Each line of the listing that contains the word "title" is to be copied.

---------------

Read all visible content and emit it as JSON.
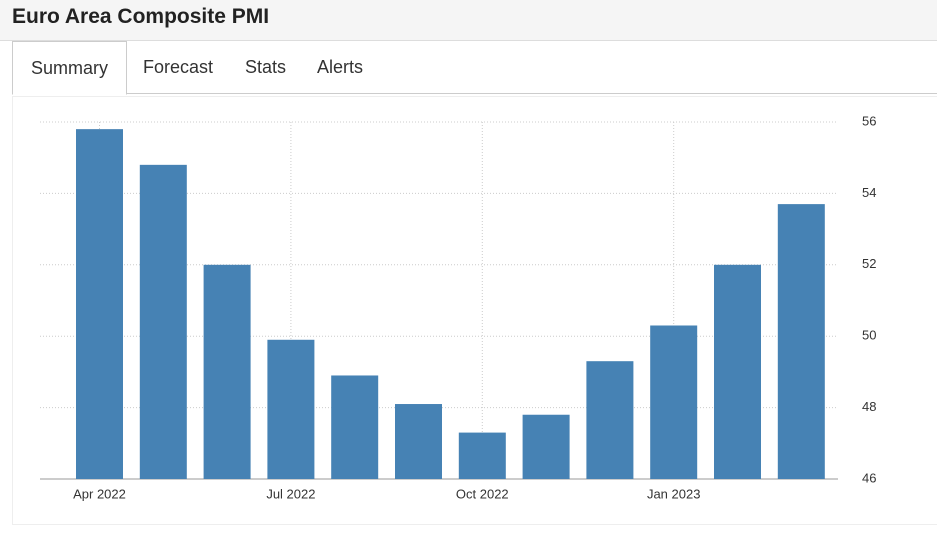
{
  "header": {
    "title": "Euro Area Composite PMI"
  },
  "tabs": [
    "Summary",
    "Forecast",
    "Stats",
    "Alerts"
  ],
  "chart_data": {
    "type": "bar",
    "categories": [
      "Apr 2022",
      null,
      null,
      "Jul 2022",
      null,
      null,
      "Oct 2022",
      null,
      null,
      "Jan 2023",
      null,
      null
    ],
    "values": [
      55.8,
      54.8,
      52.0,
      49.9,
      48.9,
      48.1,
      47.3,
      47.8,
      49.3,
      50.3,
      52.0,
      53.7
    ],
    "color": "#4682b4",
    "ylim": [
      46,
      56
    ],
    "yticks": [
      46,
      48,
      50,
      52,
      54,
      56
    ],
    "grid": true,
    "y_axis_side": "right"
  }
}
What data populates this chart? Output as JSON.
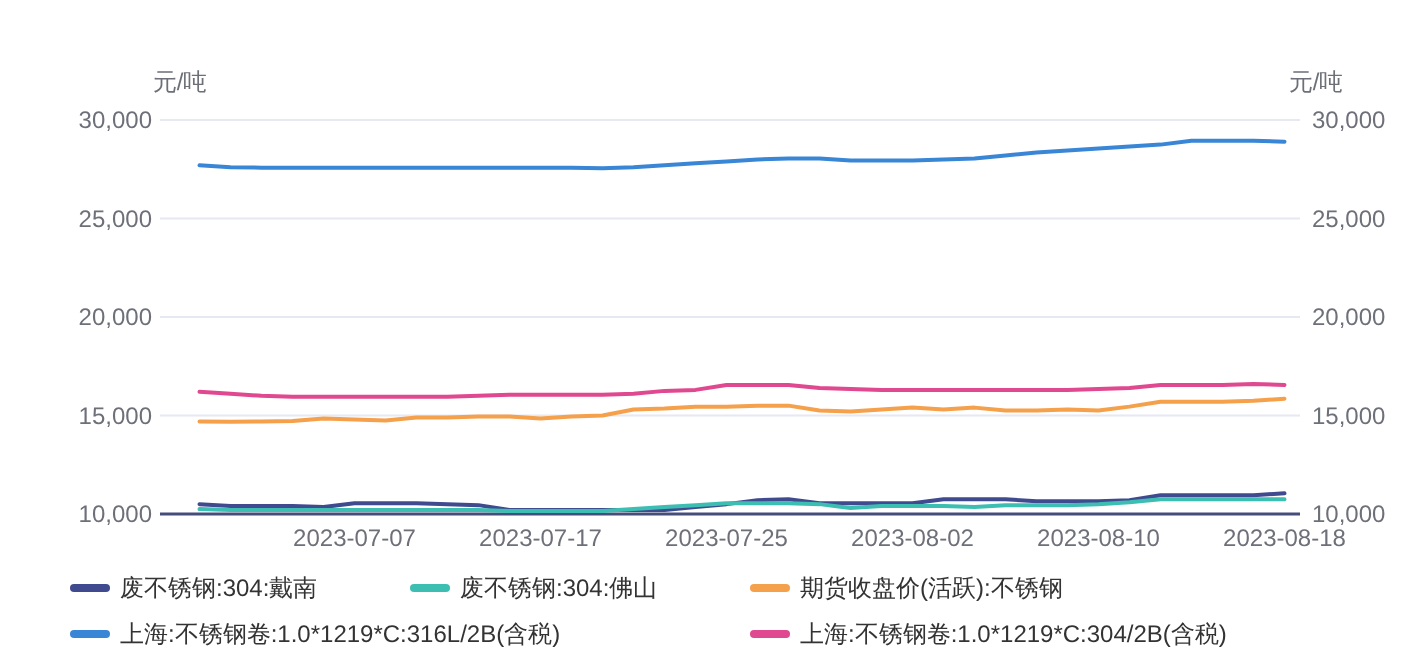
{
  "chart_data": {
    "type": "line",
    "ylabel": "元/吨",
    "y2label": "元/吨",
    "categories": [
      null,
      null,
      null,
      null,
      null,
      "2023-07-07",
      null,
      null,
      null,
      null,
      null,
      "2023-07-17",
      null,
      null,
      null,
      null,
      null,
      "2023-07-25",
      null,
      null,
      null,
      null,
      null,
      "2023-08-02",
      null,
      null,
      null,
      null,
      null,
      "2023-08-10",
      null,
      null,
      null,
      null,
      null,
      "2023-08-18"
    ],
    "series": [
      {
        "name": "废不锈钢:304:戴南",
        "color": "#3f4a8f",
        "values": [
          10500,
          10400,
          10400,
          10400,
          10350,
          10550,
          10550,
          10550,
          10500,
          10450,
          10200,
          10200,
          10200,
          10200,
          10200,
          10200,
          10350,
          10500,
          10700,
          10750,
          10550,
          10550,
          10550,
          10550,
          10750,
          10750,
          10750,
          10650,
          10650,
          10650,
          10700,
          10950,
          10950,
          10950,
          10950,
          11050
        ]
      },
      {
        "name": "废不锈钢:304:佛山",
        "color": "#3cbfb2",
        "values": [
          10250,
          10200,
          10200,
          10200,
          10200,
          10200,
          10200,
          10200,
          10200,
          10200,
          10150,
          10150,
          10150,
          10150,
          10250,
          10350,
          10450,
          10550,
          10550,
          10550,
          10500,
          10300,
          10400,
          10400,
          10400,
          10350,
          10450,
          10450,
          10450,
          10500,
          10600,
          10750,
          10750,
          10750,
          10750,
          10750
        ]
      },
      {
        "name": "期货收盘价(活跃):不锈钢",
        "color": "#f5a04b",
        "values": [
          14700,
          14680,
          14700,
          14720,
          14850,
          14800,
          14750,
          14900,
          14900,
          14950,
          14950,
          14850,
          14950,
          15000,
          15300,
          15350,
          15450,
          15450,
          15500,
          15500,
          15250,
          15200,
          15300,
          15400,
          15300,
          15400,
          15250,
          15250,
          15300,
          15250,
          15450,
          15700,
          15700,
          15700,
          15750,
          15850
        ]
      },
      {
        "name": "上海:不锈钢卷:1.0*1219*C:316L/2B(含税)",
        "color": "#3a86d6",
        "values": [
          27700,
          27600,
          27580,
          27580,
          27580,
          27580,
          27580,
          27580,
          27580,
          27580,
          27580,
          27580,
          27580,
          27550,
          27600,
          27700,
          27800,
          27900,
          28000,
          28050,
          28050,
          27950,
          27950,
          27950,
          28000,
          28050,
          28200,
          28350,
          28450,
          28550,
          28650,
          28750,
          28950,
          28950,
          28950,
          28900
        ]
      },
      {
        "name": "上海:不锈钢卷:1.0*1219*C:304/2B(含税)",
        "color": "#e0488f",
        "values": [
          16200,
          16100,
          16000,
          15950,
          15950,
          15950,
          15950,
          15950,
          15950,
          16000,
          16050,
          16050,
          16050,
          16050,
          16100,
          16250,
          16300,
          16550,
          16550,
          16550,
          16400,
          16350,
          16300,
          16300,
          16300,
          16300,
          16300,
          16300,
          16300,
          16350,
          16400,
          16550,
          16550,
          16550,
          16600,
          16550
        ]
      }
    ],
    "ylim": [
      10000,
      30000
    ],
    "yticks": [
      {
        "value": 10000,
        "label": "10,000"
      },
      {
        "value": 15000,
        "label": "15,000"
      },
      {
        "value": 20000,
        "label": "20,000"
      },
      {
        "value": 25000,
        "label": "25,000"
      },
      {
        "value": 30000,
        "label": "30,000"
      }
    ],
    "y2lim": [
      10000,
      30000
    ],
    "y2ticks": [
      {
        "value": 10000,
        "label": "10,000"
      },
      {
        "value": 15000,
        "label": "15,000"
      },
      {
        "value": 20000,
        "label": "20,000"
      },
      {
        "value": 25000,
        "label": "25,000"
      },
      {
        "value": 30000,
        "label": "30,000"
      }
    ],
    "grid": "y",
    "legend": "bottom"
  }
}
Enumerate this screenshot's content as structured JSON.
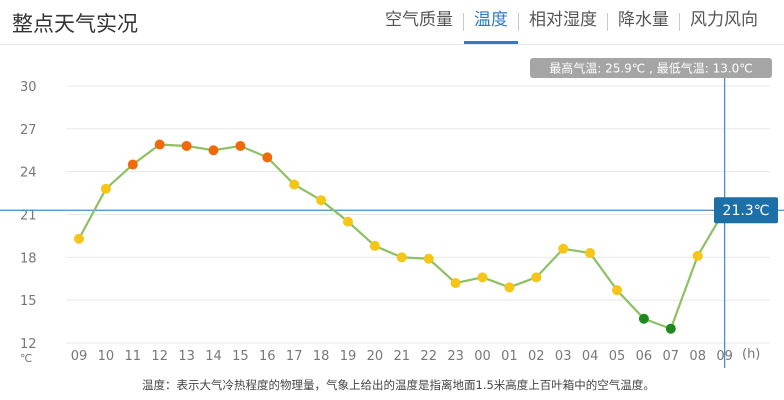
{
  "title": "整点天气实况",
  "tabs": [
    {
      "label": "空气质量",
      "active": false
    },
    {
      "label": "温度",
      "active": true
    },
    {
      "label": "相对湿度",
      "active": false
    },
    {
      "label": "降水量",
      "active": false
    },
    {
      "label": "风力风向",
      "active": false
    }
  ],
  "summary_text": "最高气温: 25.9℃ , 最低气温: 13.0℃",
  "crosshair_label": "21.3℃",
  "note": "温度：表示大气冷热程度的物理量，气象上给出的温度是指离地面1.5米高度上百叶箱中的空气温度。",
  "colors": {
    "line": "#8dc063",
    "hot": "#f06a0c",
    "mild": "#f5c518",
    "cold": "#1e8a1e",
    "crosshair": "#4a8cc4",
    "label_bg": "#1d6fa8"
  },
  "chart_data": {
    "type": "line",
    "categories": [
      "09",
      "10",
      "11",
      "12",
      "13",
      "14",
      "15",
      "16",
      "17",
      "18",
      "19",
      "20",
      "21",
      "22",
      "23",
      "00",
      "01",
      "02",
      "03",
      "04",
      "05",
      "06",
      "07",
      "08",
      "09"
    ],
    "values": [
      19.3,
      22.8,
      24.5,
      25.9,
      25.8,
      25.5,
      25.8,
      25.0,
      23.1,
      22.0,
      20.5,
      18.8,
      18.0,
      17.9,
      16.2,
      16.6,
      15.9,
      16.6,
      18.6,
      18.3,
      15.7,
      13.7,
      13.0,
      18.1,
      21.3
    ],
    "yticks": [
      12,
      15,
      18,
      21,
      24,
      27,
      30
    ],
    "ylim": [
      12,
      30
    ],
    "y_unit": "℃",
    "x_unit": "(h)",
    "grid": true,
    "crosshair_value": 21.3
  }
}
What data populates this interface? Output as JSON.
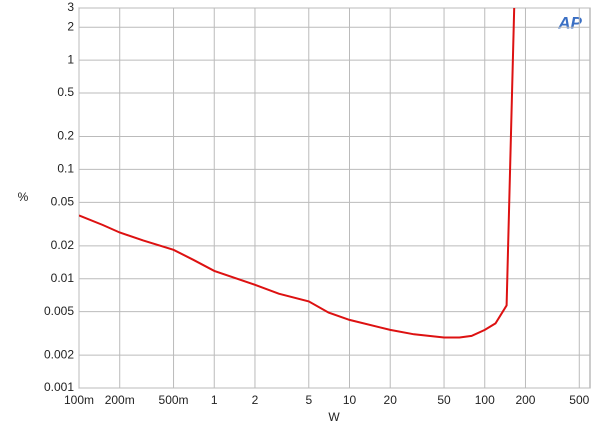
{
  "chart_data": {
    "type": "line",
    "logo": "AP",
    "x_label": "W",
    "y_label": "%",
    "x": [
      0.1,
      0.15,
      0.2,
      0.3,
      0.5,
      0.7,
      1,
      2,
      3,
      5,
      7,
      10,
      20,
      30,
      50,
      65,
      80,
      100,
      120,
      145,
      165
    ],
    "series": [
      {
        "color": "#dd1111",
        "values": [
          0.038,
          0.031,
          0.0265,
          0.0223,
          0.0184,
          0.0149,
          0.0118,
          0.0088,
          0.0073,
          0.0062,
          0.0049,
          0.0042,
          0.0034,
          0.0031,
          0.0029,
          0.0029,
          0.003,
          0.0034,
          0.0039,
          0.0057,
          3
        ]
      }
    ],
    "xlim": [
      0.1,
      600
    ],
    "ylim": [
      0.001,
      3
    ],
    "xscale": "log",
    "yscale": "log",
    "grid": true,
    "xticks": [
      {
        "value": 0.1,
        "label": "100m"
      },
      {
        "value": 0.2,
        "label": "200m"
      },
      {
        "value": 0.5,
        "label": "500m"
      },
      1,
      2,
      5,
      10,
      20,
      50,
      100,
      200,
      500
    ],
    "yticks": [
      0.001,
      0.002,
      0.005,
      0.01,
      0.02,
      0.05,
      0.1,
      0.2,
      0.5,
      1,
      2,
      3
    ]
  }
}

---------------

**Output for this task**
    "title": "Euro Area Composite PMI"
  "title": "整点天气实况",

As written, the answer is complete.